## TO BE DONE
Check every line below for the string "article", and copy the lines that contain it.

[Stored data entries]
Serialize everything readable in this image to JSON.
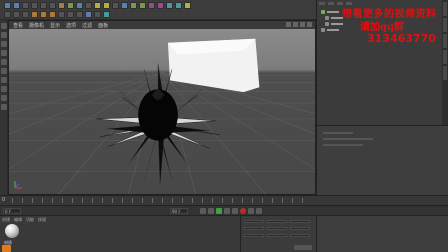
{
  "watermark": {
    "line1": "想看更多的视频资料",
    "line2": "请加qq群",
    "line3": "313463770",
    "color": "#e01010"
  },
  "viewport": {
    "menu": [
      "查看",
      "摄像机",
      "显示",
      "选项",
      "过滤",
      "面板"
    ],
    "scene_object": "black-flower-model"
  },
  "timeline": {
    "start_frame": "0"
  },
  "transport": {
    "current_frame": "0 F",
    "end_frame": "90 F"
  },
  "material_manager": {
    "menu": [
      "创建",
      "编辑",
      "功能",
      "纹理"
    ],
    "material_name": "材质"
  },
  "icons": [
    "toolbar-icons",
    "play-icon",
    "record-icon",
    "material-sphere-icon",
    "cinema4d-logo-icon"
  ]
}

---

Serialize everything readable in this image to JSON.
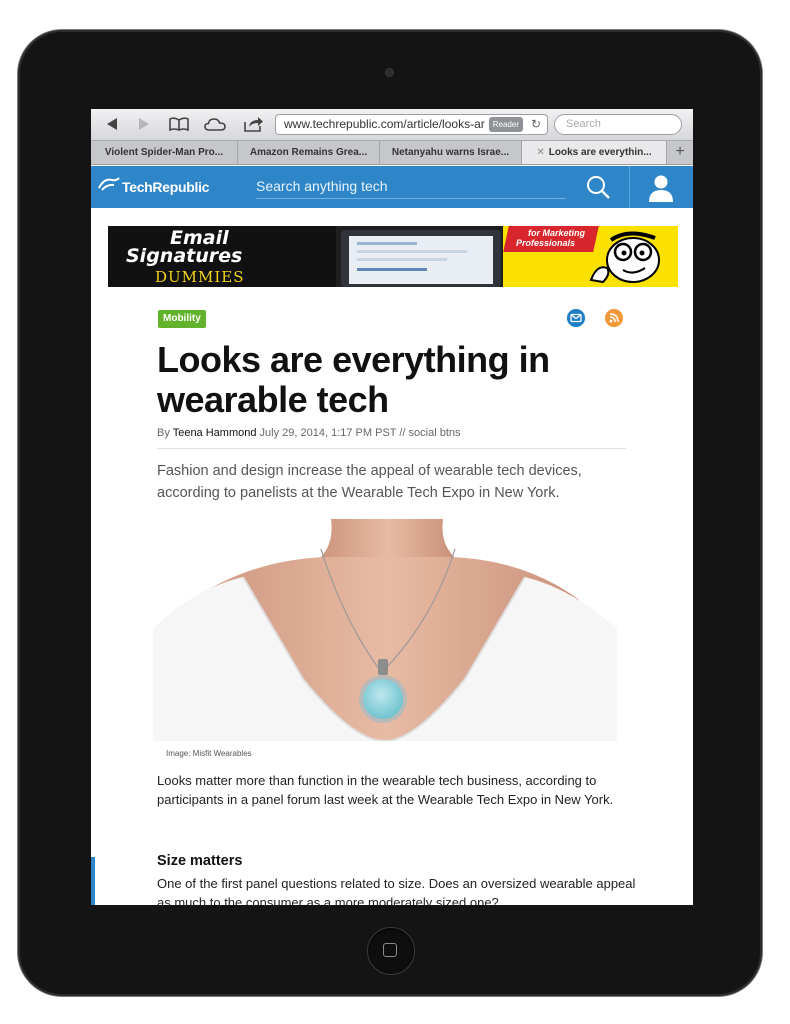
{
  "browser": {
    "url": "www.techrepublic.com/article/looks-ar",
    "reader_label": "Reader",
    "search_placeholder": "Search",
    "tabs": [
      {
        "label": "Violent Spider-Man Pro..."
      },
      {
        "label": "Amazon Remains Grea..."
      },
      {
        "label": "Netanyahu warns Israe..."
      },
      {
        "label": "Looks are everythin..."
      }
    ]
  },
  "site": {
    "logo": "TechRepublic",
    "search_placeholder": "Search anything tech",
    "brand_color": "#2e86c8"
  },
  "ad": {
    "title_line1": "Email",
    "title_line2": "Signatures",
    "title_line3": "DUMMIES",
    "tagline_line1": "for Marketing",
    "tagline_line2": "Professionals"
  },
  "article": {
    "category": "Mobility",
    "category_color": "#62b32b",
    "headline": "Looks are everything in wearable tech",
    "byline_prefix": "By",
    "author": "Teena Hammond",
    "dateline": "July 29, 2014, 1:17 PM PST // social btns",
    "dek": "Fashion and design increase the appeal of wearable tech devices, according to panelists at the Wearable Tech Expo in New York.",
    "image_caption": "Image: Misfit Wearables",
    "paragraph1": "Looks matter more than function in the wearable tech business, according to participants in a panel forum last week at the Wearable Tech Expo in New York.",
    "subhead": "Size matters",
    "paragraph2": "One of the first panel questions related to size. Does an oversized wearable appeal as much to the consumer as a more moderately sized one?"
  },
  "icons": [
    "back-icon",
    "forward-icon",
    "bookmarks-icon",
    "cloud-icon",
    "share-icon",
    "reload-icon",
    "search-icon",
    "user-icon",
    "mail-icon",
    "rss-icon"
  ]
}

--

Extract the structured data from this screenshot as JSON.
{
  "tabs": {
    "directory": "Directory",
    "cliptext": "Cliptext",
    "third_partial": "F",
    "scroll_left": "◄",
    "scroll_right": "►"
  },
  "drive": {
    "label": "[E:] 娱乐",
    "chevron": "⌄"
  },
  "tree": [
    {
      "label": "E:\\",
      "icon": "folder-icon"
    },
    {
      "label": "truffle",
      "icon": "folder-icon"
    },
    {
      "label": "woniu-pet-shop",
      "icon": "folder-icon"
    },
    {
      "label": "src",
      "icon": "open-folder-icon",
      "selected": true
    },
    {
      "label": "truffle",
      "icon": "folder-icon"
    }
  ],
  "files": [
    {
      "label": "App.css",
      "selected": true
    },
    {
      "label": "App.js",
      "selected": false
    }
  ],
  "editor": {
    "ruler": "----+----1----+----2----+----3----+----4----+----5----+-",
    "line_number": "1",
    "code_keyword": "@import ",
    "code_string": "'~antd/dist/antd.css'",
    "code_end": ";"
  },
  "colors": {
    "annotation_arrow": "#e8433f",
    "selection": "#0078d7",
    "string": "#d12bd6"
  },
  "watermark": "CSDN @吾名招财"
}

## RESULT OF THE EXERCISE
    "url": "www.techrepublic.com/article/looks-ar",
  "article": {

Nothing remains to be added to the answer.